WHAT IS BEING ASKED: The entries need to be copied exactly.

Records from a collection
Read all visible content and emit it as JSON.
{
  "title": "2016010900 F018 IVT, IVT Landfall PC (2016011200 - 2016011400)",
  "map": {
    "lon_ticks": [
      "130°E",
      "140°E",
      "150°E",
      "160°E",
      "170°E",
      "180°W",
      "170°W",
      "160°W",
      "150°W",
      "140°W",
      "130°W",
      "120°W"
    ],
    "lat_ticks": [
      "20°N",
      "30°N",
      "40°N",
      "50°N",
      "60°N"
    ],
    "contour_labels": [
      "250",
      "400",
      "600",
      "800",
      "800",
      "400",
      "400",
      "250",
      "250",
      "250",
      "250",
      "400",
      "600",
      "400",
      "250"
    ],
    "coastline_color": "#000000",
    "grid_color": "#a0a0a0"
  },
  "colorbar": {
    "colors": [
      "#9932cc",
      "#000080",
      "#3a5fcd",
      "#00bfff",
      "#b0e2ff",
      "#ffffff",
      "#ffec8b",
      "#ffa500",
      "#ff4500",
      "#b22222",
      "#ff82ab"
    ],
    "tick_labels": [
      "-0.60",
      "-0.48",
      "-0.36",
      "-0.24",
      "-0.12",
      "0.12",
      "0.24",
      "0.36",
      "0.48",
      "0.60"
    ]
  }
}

EXERCISE OUTPUT:
Read all visible content and emit it as JSON.
{
  "title": "2016010900 F018 IVT, IVT Landfall PC (2016011200 - 2016011400)",
  "map": {
    "lon_ticks": [
      "130°E",
      "140°E",
      "150°E",
      "160°E",
      "170°E",
      "180°W",
      "170°W",
      "160°W",
      "150°W",
      "140°W",
      "130°W",
      "120°W"
    ],
    "lat_ticks": [
      "20°N",
      "30°N",
      "40°N",
      "50°N",
      "60°N"
    ],
    "contour_labels": [
      "250",
      "400",
      "600",
      "800",
      "800",
      "400",
      "400",
      "250",
      "250",
      "250",
      "250",
      "400",
      "600",
      "400",
      "250"
    ],
    "coastline_color": "#000000",
    "grid_color": "#a0a0a0"
  },
  "colorbar": {
    "colors": [
      "#9932cc",
      "#000080",
      "#3a5fcd",
      "#00bfff",
      "#b0e2ff",
      "#ffffff",
      "#ffec8b",
      "#ffa500",
      "#ff4500",
      "#b22222",
      "#ff82ab"
    ],
    "tick_labels": [
      "-0.60",
      "-0.48",
      "-0.36",
      "-0.24",
      "-0.12",
      "0.12",
      "0.24",
      "0.36",
      "0.48",
      "0.60"
    ]
  }
}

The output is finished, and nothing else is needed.